Quote the listing in full, exactly as given, minus any pictures.

* _SUPPLIED DATA_:

"""

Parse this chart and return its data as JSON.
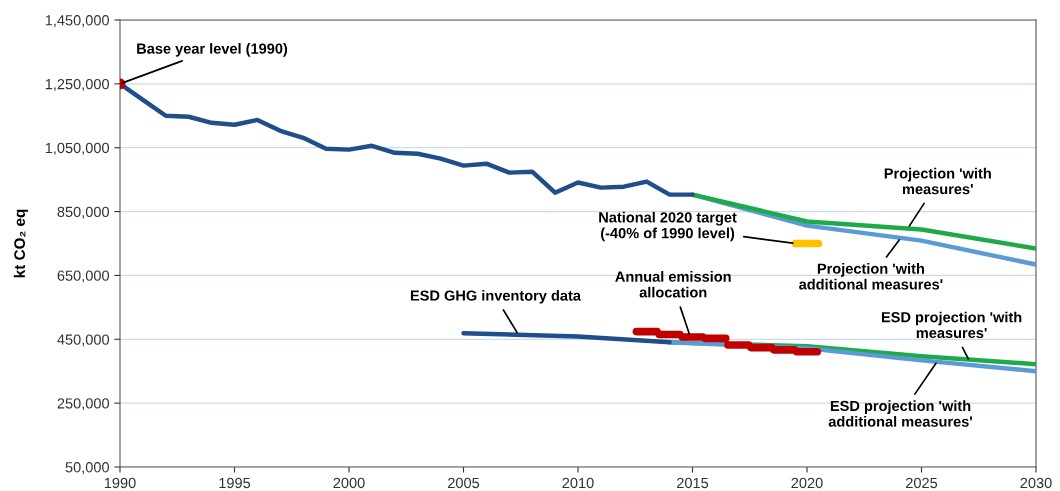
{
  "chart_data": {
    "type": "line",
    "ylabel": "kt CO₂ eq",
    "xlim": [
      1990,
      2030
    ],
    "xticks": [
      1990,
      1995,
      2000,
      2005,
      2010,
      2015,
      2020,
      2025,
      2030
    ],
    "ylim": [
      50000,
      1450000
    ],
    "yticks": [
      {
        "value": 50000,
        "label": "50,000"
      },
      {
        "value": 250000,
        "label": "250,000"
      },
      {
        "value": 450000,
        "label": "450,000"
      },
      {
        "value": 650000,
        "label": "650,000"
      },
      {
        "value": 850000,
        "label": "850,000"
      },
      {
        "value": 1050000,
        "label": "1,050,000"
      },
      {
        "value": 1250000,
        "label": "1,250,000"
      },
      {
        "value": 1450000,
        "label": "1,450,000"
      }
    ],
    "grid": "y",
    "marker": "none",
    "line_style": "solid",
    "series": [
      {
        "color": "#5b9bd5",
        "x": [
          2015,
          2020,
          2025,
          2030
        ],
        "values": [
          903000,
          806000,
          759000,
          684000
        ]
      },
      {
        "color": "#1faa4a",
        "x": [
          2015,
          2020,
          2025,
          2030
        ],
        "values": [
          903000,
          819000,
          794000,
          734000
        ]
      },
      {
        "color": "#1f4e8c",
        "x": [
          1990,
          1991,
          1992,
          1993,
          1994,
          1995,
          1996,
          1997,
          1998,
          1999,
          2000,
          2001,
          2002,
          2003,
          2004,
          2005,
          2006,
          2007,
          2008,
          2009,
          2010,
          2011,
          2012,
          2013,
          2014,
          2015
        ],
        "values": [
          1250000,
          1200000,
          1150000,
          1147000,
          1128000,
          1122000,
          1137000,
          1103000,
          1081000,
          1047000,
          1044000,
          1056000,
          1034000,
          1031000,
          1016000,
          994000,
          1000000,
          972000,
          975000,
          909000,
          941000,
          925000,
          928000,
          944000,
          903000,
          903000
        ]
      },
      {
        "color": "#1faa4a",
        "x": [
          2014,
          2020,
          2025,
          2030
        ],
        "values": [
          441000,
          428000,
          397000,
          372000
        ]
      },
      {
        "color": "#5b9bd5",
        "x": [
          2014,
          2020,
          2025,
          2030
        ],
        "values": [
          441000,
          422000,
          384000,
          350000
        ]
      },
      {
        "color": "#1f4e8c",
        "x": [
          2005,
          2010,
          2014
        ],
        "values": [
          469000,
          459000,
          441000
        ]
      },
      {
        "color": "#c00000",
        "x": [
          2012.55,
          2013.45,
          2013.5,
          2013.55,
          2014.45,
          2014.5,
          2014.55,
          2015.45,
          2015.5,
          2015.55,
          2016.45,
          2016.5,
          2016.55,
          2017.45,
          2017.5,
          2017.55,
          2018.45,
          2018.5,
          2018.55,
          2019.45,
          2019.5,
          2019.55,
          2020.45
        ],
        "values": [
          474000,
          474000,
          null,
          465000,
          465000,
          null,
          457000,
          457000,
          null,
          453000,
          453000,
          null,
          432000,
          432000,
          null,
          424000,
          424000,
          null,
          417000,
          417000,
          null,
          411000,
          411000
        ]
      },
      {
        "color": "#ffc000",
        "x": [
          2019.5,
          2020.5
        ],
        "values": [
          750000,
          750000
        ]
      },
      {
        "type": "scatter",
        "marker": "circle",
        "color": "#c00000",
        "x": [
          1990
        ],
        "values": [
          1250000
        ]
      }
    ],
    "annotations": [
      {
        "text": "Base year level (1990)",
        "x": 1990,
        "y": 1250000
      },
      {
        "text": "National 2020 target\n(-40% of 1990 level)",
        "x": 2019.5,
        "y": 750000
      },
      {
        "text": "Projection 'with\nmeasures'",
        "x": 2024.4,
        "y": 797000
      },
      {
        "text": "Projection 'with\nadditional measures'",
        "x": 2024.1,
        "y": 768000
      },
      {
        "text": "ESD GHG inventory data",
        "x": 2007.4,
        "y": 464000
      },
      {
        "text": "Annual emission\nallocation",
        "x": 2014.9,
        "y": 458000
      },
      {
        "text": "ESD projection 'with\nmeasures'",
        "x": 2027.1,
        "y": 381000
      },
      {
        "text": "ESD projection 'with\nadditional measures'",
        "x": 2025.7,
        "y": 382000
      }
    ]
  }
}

"""

* _RESPONSE_:
Parse this chart and return its data as JSON.
{
  "chart_data": {
    "type": "line",
    "ylabel": "kt CO₂ eq",
    "xlim": [
      1990,
      2030
    ],
    "xticks": [
      1990,
      1995,
      2000,
      2005,
      2010,
      2015,
      2020,
      2025,
      2030
    ],
    "ylim": [
      50000,
      1450000
    ],
    "yticks": [
      {
        "value": 50000,
        "label": "50,000"
      },
      {
        "value": 250000,
        "label": "250,000"
      },
      {
        "value": 450000,
        "label": "450,000"
      },
      {
        "value": 650000,
        "label": "650,000"
      },
      {
        "value": 850000,
        "label": "850,000"
      },
      {
        "value": 1050000,
        "label": "1,050,000"
      },
      {
        "value": 1250000,
        "label": "1,250,000"
      },
      {
        "value": 1450000,
        "label": "1,450,000"
      }
    ],
    "grid": "y",
    "marker": "none",
    "line_style": "solid",
    "series": [
      {
        "color": "#5b9bd5",
        "x": [
          2015,
          2020,
          2025,
          2030
        ],
        "values": [
          903000,
          806000,
          759000,
          684000
        ]
      },
      {
        "color": "#1faa4a",
        "x": [
          2015,
          2020,
          2025,
          2030
        ],
        "values": [
          903000,
          819000,
          794000,
          734000
        ]
      },
      {
        "color": "#1f4e8c",
        "x": [
          1990,
          1991,
          1992,
          1993,
          1994,
          1995,
          1996,
          1997,
          1998,
          1999,
          2000,
          2001,
          2002,
          2003,
          2004,
          2005,
          2006,
          2007,
          2008,
          2009,
          2010,
          2011,
          2012,
          2013,
          2014,
          2015
        ],
        "values": [
          1250000,
          1200000,
          1150000,
          1147000,
          1128000,
          1122000,
          1137000,
          1103000,
          1081000,
          1047000,
          1044000,
          1056000,
          1034000,
          1031000,
          1016000,
          994000,
          1000000,
          972000,
          975000,
          909000,
          941000,
          925000,
          928000,
          944000,
          903000,
          903000
        ]
      },
      {
        "color": "#1faa4a",
        "x": [
          2014,
          2020,
          2025,
          2030
        ],
        "values": [
          441000,
          428000,
          397000,
          372000
        ]
      },
      {
        "color": "#5b9bd5",
        "x": [
          2014,
          2020,
          2025,
          2030
        ],
        "values": [
          441000,
          422000,
          384000,
          350000
        ]
      },
      {
        "color": "#1f4e8c",
        "x": [
          2005,
          2010,
          2014
        ],
        "values": [
          469000,
          459000,
          441000
        ]
      },
      {
        "color": "#c00000",
        "x": [
          2012.55,
          2013.45,
          2013.5,
          2013.55,
          2014.45,
          2014.5,
          2014.55,
          2015.45,
          2015.5,
          2015.55,
          2016.45,
          2016.5,
          2016.55,
          2017.45,
          2017.5,
          2017.55,
          2018.45,
          2018.5,
          2018.55,
          2019.45,
          2019.5,
          2019.55,
          2020.45
        ],
        "values": [
          474000,
          474000,
          null,
          465000,
          465000,
          null,
          457000,
          457000,
          null,
          453000,
          453000,
          null,
          432000,
          432000,
          null,
          424000,
          424000,
          null,
          417000,
          417000,
          null,
          411000,
          411000
        ]
      },
      {
        "color": "#ffc000",
        "x": [
          2019.5,
          2020.5
        ],
        "values": [
          750000,
          750000
        ]
      },
      {
        "type": "scatter",
        "marker": "circle",
        "color": "#c00000",
        "x": [
          1990
        ],
        "values": [
          1250000
        ]
      }
    ],
    "annotations": [
      {
        "text": "Base year level (1990)",
        "x": 1990,
        "y": 1250000
      },
      {
        "text": "National 2020 target\n(-40% of 1990 level)",
        "x": 2019.5,
        "y": 750000
      },
      {
        "text": "Projection 'with\nmeasures'",
        "x": 2024.4,
        "y": 797000
      },
      {
        "text": "Projection 'with\nadditional measures'",
        "x": 2024.1,
        "y": 768000
      },
      {
        "text": "ESD GHG inventory data",
        "x": 2007.4,
        "y": 464000
      },
      {
        "text": "Annual emission\nallocation",
        "x": 2014.9,
        "y": 458000
      },
      {
        "text": "ESD projection 'with\nmeasures'",
        "x": 2027.1,
        "y": 381000
      },
      {
        "text": "ESD projection 'with\nadditional measures'",
        "x": 2025.7,
        "y": 382000
      }
    ]
  }
}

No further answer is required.